## What the task asks
For the material that follows, list every line containing the word "Eigene".

Entries from a dataset:
....

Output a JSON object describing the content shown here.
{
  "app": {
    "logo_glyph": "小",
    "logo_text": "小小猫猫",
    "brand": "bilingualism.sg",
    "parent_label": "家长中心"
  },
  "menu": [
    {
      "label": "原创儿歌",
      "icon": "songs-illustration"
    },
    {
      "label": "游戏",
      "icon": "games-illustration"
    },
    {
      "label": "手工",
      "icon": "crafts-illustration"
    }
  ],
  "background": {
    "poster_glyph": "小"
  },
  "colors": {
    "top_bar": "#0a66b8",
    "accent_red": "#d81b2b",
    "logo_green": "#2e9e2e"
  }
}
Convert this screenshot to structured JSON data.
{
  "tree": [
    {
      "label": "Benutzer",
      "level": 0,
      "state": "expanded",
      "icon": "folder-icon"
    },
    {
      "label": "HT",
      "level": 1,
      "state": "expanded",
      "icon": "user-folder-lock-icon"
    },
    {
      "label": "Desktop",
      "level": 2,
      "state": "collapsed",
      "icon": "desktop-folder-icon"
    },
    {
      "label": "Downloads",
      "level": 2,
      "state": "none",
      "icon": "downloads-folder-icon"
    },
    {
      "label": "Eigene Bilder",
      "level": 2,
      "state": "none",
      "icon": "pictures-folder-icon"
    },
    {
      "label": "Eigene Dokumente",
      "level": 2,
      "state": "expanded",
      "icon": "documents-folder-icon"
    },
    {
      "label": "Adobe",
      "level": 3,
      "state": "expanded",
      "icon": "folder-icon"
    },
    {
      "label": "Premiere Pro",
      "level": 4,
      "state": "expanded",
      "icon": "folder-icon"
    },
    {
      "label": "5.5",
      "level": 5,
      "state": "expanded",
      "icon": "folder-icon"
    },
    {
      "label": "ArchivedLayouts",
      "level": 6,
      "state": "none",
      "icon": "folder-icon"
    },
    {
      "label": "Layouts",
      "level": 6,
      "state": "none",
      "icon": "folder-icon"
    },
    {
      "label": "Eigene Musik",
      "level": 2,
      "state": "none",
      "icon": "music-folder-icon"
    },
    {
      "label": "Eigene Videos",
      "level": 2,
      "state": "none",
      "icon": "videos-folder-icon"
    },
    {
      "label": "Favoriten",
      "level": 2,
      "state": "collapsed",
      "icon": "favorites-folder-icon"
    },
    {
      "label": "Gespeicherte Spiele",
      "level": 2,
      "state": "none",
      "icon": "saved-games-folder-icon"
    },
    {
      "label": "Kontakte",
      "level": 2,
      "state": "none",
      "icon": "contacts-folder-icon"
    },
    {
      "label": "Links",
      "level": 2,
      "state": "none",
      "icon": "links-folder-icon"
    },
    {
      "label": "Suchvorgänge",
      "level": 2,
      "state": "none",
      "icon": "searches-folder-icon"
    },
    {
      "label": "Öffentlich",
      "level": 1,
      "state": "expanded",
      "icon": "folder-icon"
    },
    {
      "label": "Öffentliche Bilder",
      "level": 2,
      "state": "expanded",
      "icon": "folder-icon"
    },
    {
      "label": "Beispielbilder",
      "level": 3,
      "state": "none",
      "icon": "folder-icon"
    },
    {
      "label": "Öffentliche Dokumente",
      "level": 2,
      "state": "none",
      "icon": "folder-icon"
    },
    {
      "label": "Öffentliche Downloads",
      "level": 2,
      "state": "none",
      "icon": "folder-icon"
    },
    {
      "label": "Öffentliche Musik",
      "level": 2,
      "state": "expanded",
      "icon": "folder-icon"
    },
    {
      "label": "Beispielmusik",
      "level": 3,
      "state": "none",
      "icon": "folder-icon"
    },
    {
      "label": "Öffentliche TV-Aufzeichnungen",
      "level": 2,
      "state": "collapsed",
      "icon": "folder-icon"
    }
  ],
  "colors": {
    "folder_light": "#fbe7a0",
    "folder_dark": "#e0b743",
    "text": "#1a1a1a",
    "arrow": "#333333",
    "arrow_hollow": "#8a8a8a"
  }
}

....

## Full answer
      "label": "Eigene Bilder",
      "label": "Eigene Dokumente",
      "label": "Eigene Musik",
      "label": "Eigene Videos",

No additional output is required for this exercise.